◆ **Problem requirements**:
Copy everything from the line containing "Identify all the" down to the line containing "y-tick-label: 100 [34,575,80,603]", leaving out the pictures.

◆ **Excerpted records**:
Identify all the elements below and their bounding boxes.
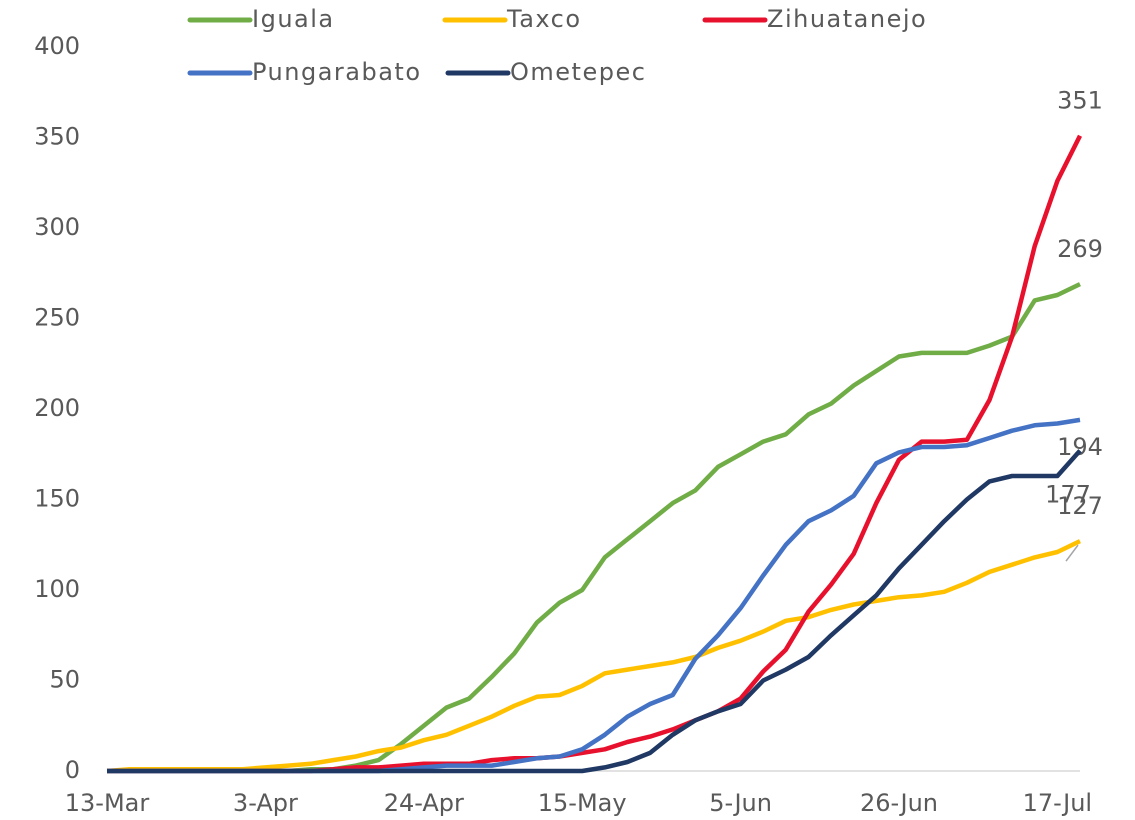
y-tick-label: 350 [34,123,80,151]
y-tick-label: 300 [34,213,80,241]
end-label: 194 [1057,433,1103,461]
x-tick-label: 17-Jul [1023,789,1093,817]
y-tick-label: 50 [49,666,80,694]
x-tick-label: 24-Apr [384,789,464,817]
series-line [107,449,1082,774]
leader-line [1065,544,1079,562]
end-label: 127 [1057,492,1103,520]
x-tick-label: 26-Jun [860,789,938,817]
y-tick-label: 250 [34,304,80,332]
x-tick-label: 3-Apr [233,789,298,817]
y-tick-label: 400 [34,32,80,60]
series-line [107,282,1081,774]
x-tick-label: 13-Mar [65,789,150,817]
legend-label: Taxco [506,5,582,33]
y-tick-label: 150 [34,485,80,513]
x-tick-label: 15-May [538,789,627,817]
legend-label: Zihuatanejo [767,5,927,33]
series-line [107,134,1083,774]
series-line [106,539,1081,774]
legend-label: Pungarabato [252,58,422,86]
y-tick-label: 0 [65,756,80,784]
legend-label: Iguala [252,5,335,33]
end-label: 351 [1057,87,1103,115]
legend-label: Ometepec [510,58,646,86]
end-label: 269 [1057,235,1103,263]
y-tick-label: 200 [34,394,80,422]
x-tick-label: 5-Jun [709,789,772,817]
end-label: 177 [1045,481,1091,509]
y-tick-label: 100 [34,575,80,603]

---

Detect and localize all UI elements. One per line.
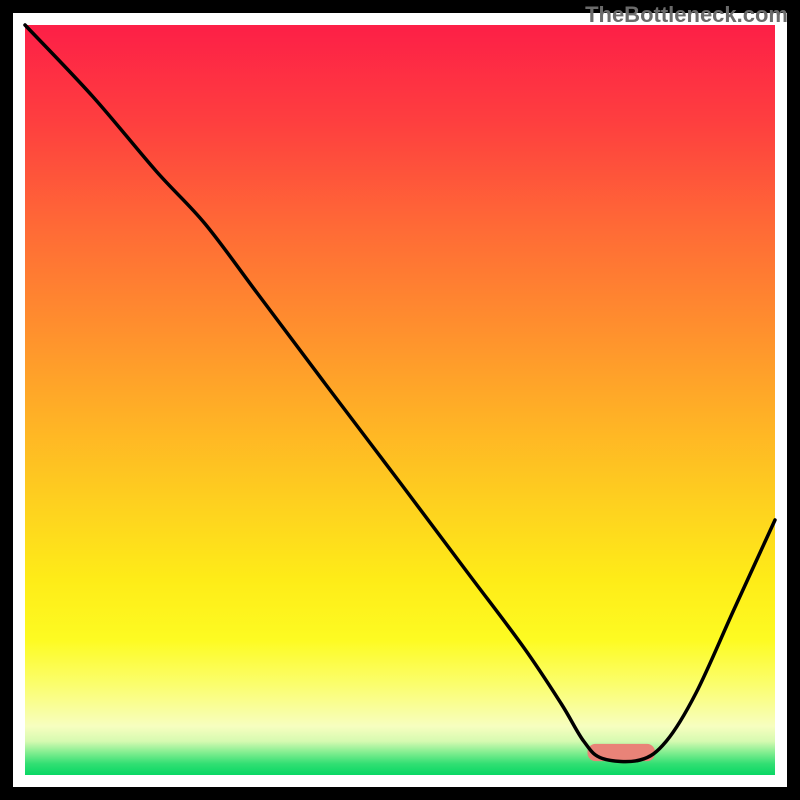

◆ **Expected answer**:
Identify all the elements below and their bounding boxes.
y-tick-label: 350 [34,123,80,151]
y-tick-label: 300 [34,213,80,241]
end-label: 194 [1057,433,1103,461]
x-tick-label: 17-Jul [1023,789,1093,817]
y-tick-label: 50 [49,666,80,694]
x-tick-label: 24-Apr [384,789,464,817]
series-line [107,449,1082,774]
leader-line [1065,544,1079,562]
end-label: 127 [1057,492,1103,520]
x-tick-label: 26-Jun [860,789,938,817]
y-tick-label: 250 [34,304,80,332]
x-tick-label: 3-Apr [233,789,298,817]
y-tick-label: 400 [34,32,80,60]
series-line [107,282,1081,774]
x-tick-label: 13-Mar [65,789,150,817]
legend-label: Taxco [506,5,582,33]
y-tick-label: 150 [34,485,80,513]
x-tick-label: 15-May [538,789,627,817]
legend-label: Zihuatanejo [767,5,927,33]
series-line [107,134,1083,774]
series-line [106,539,1081,774]
legend-label: Pungarabato [252,58,422,86]
y-tick-label: 0 [65,756,80,784]
legend-label: Iguala [252,5,335,33]
end-label: 351 [1057,87,1103,115]
legend-label: Ometepec [510,58,646,86]
end-label: 269 [1057,235,1103,263]
y-tick-label: 200 [34,394,80,422]
x-tick-label: 5-Jun [709,789,772,817]
end-label: 177 [1045,481,1091,509]
y-tick-label: 100 [34,575,80,603]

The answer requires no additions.